Check each line of the entries below for the string "bauxite"; copy every line where it appears.

+ + + + +

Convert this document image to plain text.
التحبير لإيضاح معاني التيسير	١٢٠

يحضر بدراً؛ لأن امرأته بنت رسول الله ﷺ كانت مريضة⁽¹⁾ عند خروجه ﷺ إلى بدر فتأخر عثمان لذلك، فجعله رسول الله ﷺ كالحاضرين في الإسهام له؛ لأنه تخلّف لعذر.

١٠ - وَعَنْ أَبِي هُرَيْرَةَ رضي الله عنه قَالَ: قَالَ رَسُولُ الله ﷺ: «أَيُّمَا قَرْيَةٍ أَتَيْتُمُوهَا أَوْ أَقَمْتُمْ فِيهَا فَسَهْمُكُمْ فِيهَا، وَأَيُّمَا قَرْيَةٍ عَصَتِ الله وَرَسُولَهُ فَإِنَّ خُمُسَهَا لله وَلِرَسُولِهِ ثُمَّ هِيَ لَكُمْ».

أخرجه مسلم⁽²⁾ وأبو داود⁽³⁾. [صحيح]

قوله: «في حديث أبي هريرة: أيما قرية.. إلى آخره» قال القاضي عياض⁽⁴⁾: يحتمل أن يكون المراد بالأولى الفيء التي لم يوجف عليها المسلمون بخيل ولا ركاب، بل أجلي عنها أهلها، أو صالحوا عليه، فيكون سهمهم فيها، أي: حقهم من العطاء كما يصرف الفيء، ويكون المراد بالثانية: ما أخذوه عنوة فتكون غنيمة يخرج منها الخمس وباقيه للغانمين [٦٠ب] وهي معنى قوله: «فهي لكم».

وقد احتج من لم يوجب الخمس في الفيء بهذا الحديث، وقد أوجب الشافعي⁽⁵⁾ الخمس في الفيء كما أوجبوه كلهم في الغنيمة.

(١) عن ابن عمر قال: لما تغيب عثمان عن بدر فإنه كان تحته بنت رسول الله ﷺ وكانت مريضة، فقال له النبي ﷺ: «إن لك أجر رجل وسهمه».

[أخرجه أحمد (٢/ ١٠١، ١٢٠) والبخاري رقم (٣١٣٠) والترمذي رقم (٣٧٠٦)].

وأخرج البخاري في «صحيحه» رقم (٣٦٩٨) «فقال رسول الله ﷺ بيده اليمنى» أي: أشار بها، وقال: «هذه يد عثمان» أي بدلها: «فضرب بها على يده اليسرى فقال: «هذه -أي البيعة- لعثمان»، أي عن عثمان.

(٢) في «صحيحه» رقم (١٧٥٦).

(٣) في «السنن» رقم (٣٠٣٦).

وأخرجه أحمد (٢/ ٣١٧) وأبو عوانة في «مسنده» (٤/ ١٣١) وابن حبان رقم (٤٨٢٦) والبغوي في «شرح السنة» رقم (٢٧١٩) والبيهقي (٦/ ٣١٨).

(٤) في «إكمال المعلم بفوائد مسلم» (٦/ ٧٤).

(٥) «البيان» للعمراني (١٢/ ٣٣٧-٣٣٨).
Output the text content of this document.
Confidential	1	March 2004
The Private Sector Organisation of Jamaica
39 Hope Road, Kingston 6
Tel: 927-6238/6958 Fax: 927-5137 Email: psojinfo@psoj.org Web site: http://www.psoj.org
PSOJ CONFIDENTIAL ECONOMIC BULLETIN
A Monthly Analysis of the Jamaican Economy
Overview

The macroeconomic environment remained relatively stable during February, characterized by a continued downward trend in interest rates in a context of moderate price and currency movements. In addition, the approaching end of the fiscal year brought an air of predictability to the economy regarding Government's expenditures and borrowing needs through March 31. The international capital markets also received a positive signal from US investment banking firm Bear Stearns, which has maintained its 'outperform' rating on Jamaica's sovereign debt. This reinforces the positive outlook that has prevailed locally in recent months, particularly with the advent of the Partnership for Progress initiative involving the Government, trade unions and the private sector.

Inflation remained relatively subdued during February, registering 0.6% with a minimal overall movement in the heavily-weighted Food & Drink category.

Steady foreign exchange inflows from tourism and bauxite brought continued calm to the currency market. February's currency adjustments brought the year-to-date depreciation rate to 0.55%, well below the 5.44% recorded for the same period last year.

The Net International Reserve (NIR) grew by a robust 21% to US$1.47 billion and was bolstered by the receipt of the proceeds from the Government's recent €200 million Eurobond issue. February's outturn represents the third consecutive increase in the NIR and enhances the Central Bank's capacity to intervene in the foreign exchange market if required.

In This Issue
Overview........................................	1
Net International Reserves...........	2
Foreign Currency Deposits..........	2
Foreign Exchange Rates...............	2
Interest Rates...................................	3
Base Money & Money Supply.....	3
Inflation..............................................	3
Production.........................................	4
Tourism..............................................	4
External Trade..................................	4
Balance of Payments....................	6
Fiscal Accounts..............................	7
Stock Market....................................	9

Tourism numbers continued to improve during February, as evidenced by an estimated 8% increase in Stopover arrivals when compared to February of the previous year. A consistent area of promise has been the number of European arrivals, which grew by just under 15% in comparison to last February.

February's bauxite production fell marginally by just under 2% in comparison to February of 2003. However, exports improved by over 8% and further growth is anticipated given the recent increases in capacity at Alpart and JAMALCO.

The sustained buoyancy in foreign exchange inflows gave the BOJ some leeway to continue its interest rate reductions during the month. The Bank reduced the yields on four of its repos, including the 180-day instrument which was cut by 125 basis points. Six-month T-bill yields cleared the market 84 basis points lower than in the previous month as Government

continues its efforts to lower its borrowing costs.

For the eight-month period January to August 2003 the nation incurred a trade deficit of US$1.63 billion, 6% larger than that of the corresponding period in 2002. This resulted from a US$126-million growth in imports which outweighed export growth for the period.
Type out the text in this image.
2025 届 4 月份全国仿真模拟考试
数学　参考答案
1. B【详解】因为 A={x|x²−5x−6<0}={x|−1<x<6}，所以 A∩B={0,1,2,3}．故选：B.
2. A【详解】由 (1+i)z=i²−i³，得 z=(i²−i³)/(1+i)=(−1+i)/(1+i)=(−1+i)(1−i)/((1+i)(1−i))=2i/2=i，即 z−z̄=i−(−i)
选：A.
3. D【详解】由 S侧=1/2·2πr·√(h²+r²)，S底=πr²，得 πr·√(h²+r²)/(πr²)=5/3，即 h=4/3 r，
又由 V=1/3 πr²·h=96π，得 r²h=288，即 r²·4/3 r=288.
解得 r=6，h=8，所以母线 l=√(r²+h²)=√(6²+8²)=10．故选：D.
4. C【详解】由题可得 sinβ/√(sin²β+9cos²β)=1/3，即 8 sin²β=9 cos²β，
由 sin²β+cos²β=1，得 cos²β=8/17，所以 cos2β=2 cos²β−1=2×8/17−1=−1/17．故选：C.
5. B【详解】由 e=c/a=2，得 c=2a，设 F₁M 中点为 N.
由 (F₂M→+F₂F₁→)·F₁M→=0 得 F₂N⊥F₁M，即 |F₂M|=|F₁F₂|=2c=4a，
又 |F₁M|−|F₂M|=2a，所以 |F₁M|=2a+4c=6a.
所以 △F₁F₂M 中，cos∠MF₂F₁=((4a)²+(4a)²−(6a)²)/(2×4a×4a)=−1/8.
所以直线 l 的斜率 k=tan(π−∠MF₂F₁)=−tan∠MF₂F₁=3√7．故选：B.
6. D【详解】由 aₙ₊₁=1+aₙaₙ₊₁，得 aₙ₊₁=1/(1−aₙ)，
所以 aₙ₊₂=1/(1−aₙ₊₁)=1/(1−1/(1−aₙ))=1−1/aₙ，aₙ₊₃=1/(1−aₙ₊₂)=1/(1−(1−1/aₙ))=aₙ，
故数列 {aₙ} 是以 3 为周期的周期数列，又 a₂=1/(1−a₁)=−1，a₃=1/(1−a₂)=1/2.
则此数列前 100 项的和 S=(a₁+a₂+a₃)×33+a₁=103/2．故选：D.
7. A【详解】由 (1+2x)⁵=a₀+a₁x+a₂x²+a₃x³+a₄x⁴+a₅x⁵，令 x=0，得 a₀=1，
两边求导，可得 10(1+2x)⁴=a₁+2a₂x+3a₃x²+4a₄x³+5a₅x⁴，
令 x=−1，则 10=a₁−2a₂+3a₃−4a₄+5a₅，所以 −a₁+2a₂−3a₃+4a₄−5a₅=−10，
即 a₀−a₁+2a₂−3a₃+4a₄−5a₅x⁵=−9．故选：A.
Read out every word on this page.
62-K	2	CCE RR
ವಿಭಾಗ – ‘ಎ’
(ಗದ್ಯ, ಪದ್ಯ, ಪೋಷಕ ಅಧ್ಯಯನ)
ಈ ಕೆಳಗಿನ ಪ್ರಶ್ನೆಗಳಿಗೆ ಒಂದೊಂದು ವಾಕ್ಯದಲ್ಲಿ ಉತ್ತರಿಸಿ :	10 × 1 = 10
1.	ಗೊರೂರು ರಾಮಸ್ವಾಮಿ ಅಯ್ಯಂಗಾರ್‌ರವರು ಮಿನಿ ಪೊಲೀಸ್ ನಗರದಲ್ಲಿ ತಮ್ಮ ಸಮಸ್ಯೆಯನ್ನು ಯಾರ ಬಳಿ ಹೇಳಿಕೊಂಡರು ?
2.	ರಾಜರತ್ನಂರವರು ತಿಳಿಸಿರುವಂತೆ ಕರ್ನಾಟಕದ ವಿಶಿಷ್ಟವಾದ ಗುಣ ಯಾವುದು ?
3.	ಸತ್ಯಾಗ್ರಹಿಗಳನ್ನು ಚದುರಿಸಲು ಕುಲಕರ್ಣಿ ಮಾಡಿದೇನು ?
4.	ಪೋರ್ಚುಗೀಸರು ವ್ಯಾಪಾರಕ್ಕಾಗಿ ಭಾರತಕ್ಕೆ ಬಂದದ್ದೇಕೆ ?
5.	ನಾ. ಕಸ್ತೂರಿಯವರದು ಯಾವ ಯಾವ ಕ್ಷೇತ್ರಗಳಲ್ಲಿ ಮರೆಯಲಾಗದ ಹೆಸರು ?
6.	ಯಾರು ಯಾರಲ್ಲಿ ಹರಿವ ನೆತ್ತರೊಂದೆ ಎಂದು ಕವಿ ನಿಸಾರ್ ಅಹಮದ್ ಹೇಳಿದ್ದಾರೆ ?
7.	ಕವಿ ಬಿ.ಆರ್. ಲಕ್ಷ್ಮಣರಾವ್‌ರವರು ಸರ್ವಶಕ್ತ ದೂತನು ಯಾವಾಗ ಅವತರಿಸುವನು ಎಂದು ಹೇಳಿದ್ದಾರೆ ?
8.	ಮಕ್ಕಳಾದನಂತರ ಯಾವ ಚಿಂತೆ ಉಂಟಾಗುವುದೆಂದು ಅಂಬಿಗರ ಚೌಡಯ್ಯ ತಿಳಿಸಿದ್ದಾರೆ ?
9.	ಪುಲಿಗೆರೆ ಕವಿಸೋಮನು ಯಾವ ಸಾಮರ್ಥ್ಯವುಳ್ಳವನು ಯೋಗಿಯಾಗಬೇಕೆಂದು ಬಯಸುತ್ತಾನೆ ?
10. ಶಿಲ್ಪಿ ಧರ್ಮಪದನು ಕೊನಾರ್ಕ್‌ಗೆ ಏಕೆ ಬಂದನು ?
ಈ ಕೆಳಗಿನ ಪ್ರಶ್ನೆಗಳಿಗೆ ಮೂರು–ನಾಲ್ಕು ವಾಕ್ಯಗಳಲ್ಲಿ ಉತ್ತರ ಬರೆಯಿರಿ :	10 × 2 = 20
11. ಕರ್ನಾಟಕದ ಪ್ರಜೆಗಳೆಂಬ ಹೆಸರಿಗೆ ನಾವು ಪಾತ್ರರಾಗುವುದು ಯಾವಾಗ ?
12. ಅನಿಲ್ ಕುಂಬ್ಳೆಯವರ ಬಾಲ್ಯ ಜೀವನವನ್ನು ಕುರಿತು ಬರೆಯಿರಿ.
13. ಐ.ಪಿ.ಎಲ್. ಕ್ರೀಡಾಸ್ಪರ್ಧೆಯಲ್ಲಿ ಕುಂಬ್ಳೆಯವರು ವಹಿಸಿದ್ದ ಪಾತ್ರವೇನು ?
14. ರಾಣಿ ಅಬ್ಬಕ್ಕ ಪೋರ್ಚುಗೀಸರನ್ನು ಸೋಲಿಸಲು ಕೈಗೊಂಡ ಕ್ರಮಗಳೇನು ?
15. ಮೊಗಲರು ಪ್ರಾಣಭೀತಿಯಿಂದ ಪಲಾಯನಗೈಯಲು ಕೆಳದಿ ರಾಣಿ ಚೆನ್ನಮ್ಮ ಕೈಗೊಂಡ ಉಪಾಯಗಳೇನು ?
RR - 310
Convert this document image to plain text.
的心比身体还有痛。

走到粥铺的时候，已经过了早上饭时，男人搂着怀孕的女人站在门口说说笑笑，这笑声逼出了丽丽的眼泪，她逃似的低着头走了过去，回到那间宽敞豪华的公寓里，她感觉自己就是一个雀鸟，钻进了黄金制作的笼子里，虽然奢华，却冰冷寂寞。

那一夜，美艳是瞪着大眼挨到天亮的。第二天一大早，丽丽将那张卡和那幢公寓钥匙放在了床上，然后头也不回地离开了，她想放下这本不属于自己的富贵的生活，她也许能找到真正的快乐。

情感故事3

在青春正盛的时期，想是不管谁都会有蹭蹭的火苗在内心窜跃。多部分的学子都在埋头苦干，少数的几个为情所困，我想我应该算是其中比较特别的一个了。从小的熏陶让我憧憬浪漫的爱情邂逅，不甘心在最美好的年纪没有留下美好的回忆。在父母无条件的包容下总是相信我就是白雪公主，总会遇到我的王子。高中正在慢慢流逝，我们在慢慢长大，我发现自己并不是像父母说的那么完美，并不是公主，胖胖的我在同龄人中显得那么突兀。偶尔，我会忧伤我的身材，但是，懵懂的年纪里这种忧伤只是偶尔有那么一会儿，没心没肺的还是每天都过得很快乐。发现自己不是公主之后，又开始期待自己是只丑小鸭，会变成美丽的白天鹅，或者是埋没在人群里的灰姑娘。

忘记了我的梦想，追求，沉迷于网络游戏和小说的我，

+ + + + +

## [Complete response]
Steady foreign exchange inflows from tourism and bauxite brought continued calm to the currency market. February's currency adjustments brought the year-to-date depreciation rate to 0.55%, well below the 5.44% recorded for the same period last year.
February's bauxite production fell marginally by just under 2% in comparison to February of 2003. However, exports improved by over 8% and further growth is anticipated given the recent increases in capacity at Alpart and JAMALCO.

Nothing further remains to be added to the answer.